▶ _Entries shown_:

+---+

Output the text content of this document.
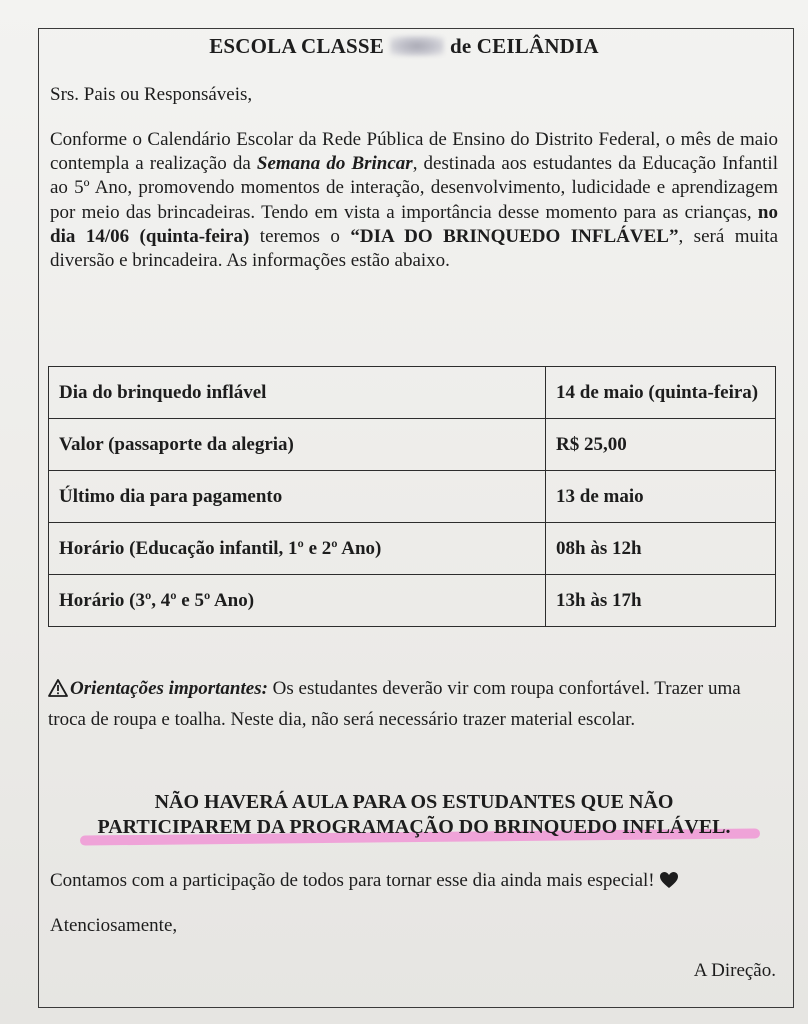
ESCOLA CLASSE	de CEILÂNDIA
Srs. Pais ou Responsáveis,
Conforme o Calendário Escolar da Rede Pública de Ensino do Distrito Federal, o mês de maio contempla a realização da Semana do Brincar, destinada aos estudantes da Educação Infantil ao 5º Ano, promovendo momentos de interação, desenvolvimento, ludicidade e aprendizagem por meio das brincadeiras. Tendo em vista a importância desse momento para as crianças, no dia 14/06 (quinta-feira) teremos o “DIA DO BRINQUEDO INFLÁVEL”, será muita diversão e brincadeira. As informações estão abaixo.
Dia do brinquedo inflável	14 de maio (quinta-feira)
Valor (passaporte da alegria)	R$ 25,00
Último dia para pagamento	13 de maio
Horário (Educação infantil, 1º e 2º Ano)	08h às 12h
Horário (3º, 4º e 5º Ano)	13h às 17h
Orientações importantes: Os estudantes deverão vir com roupa confortável. Trazer uma troca de roupa e toalha. Neste dia, não será necessário trazer material escolar.
NÃO HAVERÁ AULA PARA OS ESTUDANTES QUE NÃO
PARTICIPAREM DA PROGRAMAÇÃO DO BRINQUEDO INFLÁVEL.
Contamos com a participação de todos para tornar esse dia ainda mais especial!
Atenciosamente,
A Direção.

+---+

▶ _Instruction_: Quote every line of the records above exactly; no picture is to be copied.

▶ _Expected answer_:
Output the text content of this document.
ESCOLA CLASSE	de CEILÂNDIA
Srs. Pais ou Responsáveis,
Conforme o Calendário Escolar da Rede Pública de Ensino do Distrito Federal, o mês de maio contempla a realização da Semana do Brincar, destinada aos estudantes da Educação Infantil ao 5º Ano, promovendo momentos de interação, desenvolvimento, ludicidade e aprendizagem por meio das brincadeiras. Tendo em vista a importância desse momento para as crianças, no dia 14/06 (quinta-feira) teremos o “DIA DO BRINQUEDO INFLÁVEL”, será muita diversão e brincadeira. As informações estão abaixo.
Dia do brinquedo inflável	14 de maio (quinta-feira)
Valor (passaporte da alegria)	R$ 25,00
Último dia para pagamento	13 de maio
Horário (Educação infantil, 1º e 2º Ano)	08h às 12h
Horário (3º, 4º e 5º Ano)	13h às 17h
Orientações importantes: Os estudantes deverão vir com roupa confortável. Trazer uma troca de roupa e toalha. Neste dia, não será necessário trazer material escolar.
NÃO HAVERÁ AULA PARA OS ESTUDANTES QUE NÃO
PARTICIPAREM DA PROGRAMAÇÃO DO BRINQUEDO INFLÁVEL.
Contamos com a participação de todos para tornar esse dia ainda mais especial!
Atenciosamente,
A Direção.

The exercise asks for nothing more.